What this task involves:
Copy the restaurant review text word for word, taking everything from "After dinner, we" down to "to move on.".

After happy hour at Nurse Bettie, we ventured out in search of sustenance. Finding a table for a group of 6 on a Saturday night at  7:00 without a long wait was most likely going to be a tall order, but we got lucky down the street at Sauce, an Italian restaurant where another group of 6 was just finishing up.

Sauce restaurant, Lower East Side New York City
Sauce restaurant, Lower East Side
Sauce restaurant, Lower East Side New York City
Sauce restaurant, Lower East Side

Sauce had nice ambiance, and good service. I had the arugula salad with a simple dressing of salt, olive oil, and lemon with some thin sheets of parmesan cheese laid flat on top, and the porcini mushroom raviolis with truffle oil and brown butter sauce (a special that night). Both were delicious. Everyone else seemed to enjoy their meals as well, although my friend Ginger said the chicken parmesan was a little mediocre.

Arugula salad at Sauce
Arugula salad at Sauce
Sauce restaurant, Lower East Side New York City
Sauce restaurant, Lower East Side

After dinner, we went out in search of another spot for drinks. We wandered uptown and into the karaoke bar Sing Sing on Avenue A, deciding to see what the people at the bar were singing. There wasn’t much singing going on at the bar, mostly in the private karaoke rooms for rent. After my friend Kevin stood at the bar for close to 8 minutes waiting for service and kept getting ignored (it wasn’t even that busy), we decided to move on.

Excerpted data:
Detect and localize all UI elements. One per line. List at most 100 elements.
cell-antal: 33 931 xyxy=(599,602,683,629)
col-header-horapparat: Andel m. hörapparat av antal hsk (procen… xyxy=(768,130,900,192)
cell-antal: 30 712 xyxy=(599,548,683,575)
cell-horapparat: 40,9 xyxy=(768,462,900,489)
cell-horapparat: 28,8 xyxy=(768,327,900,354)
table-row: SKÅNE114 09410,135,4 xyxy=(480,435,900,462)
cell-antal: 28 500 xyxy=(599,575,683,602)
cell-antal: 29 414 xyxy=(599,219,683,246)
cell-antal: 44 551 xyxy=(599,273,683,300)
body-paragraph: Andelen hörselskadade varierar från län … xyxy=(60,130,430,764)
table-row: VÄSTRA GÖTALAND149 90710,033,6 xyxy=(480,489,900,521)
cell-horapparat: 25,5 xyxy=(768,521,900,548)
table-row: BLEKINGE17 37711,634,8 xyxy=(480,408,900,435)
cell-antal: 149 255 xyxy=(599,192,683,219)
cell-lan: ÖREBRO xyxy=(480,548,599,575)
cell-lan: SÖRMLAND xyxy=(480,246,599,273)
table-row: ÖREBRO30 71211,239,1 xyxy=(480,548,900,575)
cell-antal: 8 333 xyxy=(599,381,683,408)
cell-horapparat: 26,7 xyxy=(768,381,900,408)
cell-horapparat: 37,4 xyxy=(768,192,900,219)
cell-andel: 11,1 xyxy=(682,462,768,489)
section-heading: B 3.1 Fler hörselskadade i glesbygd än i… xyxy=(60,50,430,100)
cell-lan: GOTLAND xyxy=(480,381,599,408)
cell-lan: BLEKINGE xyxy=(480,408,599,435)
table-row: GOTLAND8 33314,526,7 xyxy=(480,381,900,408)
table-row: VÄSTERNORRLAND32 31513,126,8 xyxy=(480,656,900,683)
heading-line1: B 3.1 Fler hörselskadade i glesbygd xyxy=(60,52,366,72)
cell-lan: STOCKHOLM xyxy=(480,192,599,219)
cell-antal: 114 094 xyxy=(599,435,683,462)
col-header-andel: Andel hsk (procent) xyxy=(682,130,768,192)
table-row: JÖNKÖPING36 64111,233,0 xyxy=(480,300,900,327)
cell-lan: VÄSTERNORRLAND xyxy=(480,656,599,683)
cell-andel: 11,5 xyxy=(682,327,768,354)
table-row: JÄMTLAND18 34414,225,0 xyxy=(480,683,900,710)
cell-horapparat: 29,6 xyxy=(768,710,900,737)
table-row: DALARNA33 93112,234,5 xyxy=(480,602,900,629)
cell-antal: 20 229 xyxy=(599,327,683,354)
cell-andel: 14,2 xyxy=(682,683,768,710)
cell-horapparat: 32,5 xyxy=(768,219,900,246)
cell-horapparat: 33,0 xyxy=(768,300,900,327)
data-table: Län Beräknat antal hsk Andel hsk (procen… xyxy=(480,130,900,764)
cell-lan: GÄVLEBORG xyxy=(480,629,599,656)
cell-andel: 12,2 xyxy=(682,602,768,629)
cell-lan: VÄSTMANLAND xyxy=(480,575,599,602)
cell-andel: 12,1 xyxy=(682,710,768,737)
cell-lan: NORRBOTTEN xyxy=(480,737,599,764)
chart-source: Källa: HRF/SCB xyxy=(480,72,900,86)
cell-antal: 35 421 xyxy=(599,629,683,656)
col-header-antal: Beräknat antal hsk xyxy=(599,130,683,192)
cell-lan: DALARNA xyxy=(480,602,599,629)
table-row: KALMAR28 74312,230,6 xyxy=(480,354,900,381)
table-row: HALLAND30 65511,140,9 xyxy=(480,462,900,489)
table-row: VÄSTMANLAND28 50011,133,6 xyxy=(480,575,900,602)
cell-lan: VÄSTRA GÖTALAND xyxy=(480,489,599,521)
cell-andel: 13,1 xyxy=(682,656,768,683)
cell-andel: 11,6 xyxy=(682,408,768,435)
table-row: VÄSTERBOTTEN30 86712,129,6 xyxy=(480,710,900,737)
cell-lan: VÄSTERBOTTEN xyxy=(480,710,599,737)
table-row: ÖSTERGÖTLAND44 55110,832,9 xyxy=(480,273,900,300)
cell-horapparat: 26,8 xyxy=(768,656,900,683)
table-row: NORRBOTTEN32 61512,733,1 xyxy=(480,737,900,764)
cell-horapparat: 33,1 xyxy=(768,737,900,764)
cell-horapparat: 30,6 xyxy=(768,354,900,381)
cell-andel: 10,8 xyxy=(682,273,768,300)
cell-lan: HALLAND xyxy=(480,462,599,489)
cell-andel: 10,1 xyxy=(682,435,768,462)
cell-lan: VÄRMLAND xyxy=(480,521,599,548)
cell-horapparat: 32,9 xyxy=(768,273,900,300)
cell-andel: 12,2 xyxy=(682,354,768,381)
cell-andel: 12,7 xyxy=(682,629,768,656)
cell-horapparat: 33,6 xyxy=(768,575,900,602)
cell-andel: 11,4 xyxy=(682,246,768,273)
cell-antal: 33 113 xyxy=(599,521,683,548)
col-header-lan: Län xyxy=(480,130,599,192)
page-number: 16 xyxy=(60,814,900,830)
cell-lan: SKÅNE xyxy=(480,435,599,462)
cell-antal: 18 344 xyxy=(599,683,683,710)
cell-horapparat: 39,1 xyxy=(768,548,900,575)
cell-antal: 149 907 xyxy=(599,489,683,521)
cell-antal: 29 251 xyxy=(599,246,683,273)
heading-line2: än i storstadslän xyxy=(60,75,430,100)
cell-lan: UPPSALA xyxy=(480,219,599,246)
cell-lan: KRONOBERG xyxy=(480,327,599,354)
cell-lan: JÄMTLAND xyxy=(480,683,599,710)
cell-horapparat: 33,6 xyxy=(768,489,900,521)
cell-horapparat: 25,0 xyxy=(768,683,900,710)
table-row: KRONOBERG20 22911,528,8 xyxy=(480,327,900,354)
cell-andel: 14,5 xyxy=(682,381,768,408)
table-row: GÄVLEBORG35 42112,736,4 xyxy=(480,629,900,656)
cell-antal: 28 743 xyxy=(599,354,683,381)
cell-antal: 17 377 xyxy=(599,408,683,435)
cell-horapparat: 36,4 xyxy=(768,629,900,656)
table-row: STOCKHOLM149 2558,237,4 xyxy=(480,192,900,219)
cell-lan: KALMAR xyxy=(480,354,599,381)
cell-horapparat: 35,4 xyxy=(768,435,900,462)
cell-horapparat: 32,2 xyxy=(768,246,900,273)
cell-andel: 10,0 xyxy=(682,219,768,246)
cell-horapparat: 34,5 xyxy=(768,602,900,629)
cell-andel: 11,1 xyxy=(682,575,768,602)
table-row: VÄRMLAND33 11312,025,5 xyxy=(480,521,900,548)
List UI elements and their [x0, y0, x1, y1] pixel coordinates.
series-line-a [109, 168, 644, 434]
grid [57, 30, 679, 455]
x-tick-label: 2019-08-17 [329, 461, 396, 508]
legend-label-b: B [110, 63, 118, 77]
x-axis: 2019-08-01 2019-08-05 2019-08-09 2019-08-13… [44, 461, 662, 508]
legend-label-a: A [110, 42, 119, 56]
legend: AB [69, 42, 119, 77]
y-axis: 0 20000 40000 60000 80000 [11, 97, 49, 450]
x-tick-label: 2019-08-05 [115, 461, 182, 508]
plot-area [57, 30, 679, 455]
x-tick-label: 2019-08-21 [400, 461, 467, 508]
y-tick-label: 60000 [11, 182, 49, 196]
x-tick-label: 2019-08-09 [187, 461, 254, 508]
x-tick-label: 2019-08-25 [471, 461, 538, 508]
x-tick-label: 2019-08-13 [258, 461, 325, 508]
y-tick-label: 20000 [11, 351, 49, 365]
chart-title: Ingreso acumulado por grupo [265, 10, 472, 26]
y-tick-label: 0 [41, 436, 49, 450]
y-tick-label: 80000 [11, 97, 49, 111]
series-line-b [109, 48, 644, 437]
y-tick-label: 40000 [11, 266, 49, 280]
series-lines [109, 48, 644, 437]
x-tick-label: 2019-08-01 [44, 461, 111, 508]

Result of this task:
After dinner, we went out in search of another spot for drinks. We wandered uptown and into the karaoke bar Sing Sing on Avenue A, deciding to see what the people at the bar were singing. There wasn’t much singing going on at the bar, mostly in the private karaoke rooms for rent. After my friend Kevin stood at the bar for close to 8 minutes waiting for service and kept getting ignored (it wasn’t even that busy), we decided to move on.